Exclude any images and output the remaining records exactly.

#####

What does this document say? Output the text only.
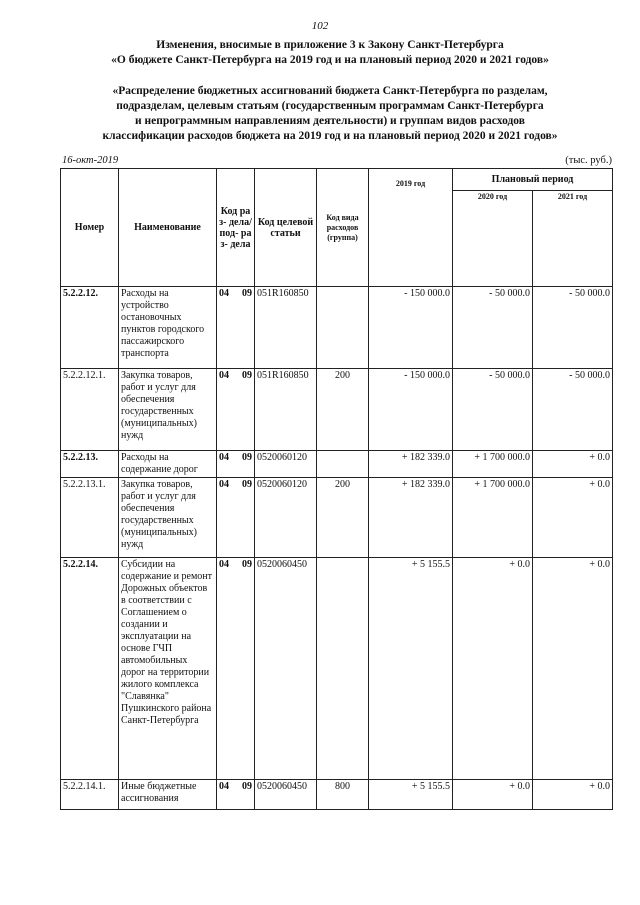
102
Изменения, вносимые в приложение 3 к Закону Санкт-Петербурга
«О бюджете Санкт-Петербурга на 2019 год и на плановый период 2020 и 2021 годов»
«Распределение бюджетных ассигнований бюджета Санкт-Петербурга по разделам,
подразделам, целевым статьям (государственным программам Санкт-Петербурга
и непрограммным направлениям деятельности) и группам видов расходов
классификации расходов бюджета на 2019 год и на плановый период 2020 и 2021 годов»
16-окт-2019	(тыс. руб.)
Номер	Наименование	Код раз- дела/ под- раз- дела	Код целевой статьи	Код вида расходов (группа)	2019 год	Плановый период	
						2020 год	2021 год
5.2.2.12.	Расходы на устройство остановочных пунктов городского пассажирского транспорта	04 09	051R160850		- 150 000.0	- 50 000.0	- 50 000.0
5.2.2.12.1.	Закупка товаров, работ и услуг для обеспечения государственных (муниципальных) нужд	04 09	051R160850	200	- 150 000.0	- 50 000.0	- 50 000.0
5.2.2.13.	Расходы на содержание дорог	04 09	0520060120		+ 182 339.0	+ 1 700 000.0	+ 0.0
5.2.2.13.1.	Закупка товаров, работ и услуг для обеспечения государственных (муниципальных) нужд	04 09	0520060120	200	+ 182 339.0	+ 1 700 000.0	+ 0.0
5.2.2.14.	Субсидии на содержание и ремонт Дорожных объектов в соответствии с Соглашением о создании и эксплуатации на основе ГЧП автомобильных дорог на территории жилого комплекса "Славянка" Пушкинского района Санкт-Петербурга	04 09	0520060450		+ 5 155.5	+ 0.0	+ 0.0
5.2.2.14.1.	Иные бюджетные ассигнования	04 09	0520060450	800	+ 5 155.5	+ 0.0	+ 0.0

#####

TASK SOLUTION ->
What does this document say? Output the text only.
102
Изменения, вносимые в приложение 3 к Закону Санкт-Петербурга
«О бюджете Санкт-Петербурга на 2019 год и на плановый период 2020 и 2021 годов»
«Распределение бюджетных ассигнований бюджета Санкт-Петербурга по разделам,
подразделам, целевым статьям (государственным программам Санкт-Петербурга
и непрограммным направлениям деятельности) и группам видов расходов
классификации расходов бюджета на 2019 год и на плановый период 2020 и 2021 годов»
16-окт-2019	(тыс. руб.)
Номер	Наименование	Код раз- дела/ под- раз- дела	Код целевой статьи	Код вида расходов (группа)	2019 год	Плановый период	
						2020 год	2021 год
5.2.2.12.	Расходы на устройство остановочных пунктов городского пассажирского транспорта	04 09	051R160850		- 150 000.0	- 50 000.0	- 50 000.0
5.2.2.12.1.	Закупка товаров, работ и услуг для обеспечения государственных (муниципальных) нужд	04 09	051R160850	200	- 150 000.0	- 50 000.0	- 50 000.0
5.2.2.13.	Расходы на содержание дорог	04 09	0520060120		+ 182 339.0	+ 1 700 000.0	+ 0.0
5.2.2.13.1.	Закупка товаров, работ и услуг для обеспечения государственных (муниципальных) нужд	04 09	0520060120	200	+ 182 339.0	+ 1 700 000.0	+ 0.0
5.2.2.14.	Субсидии на содержание и ремонт Дорожных объектов в соответствии с Соглашением о создании и эксплуатации на основе ГЧП автомобильных дорог на территории жилого комплекса "Славянка" Пушкинского района Санкт-Петербурга	04 09	0520060450		+ 5 155.5	+ 0.0	+ 0.0
5.2.2.14.1.	Иные бюджетные ассигнования	04 09	0520060450	800	+ 5 155.5	+ 0.0	+ 0.0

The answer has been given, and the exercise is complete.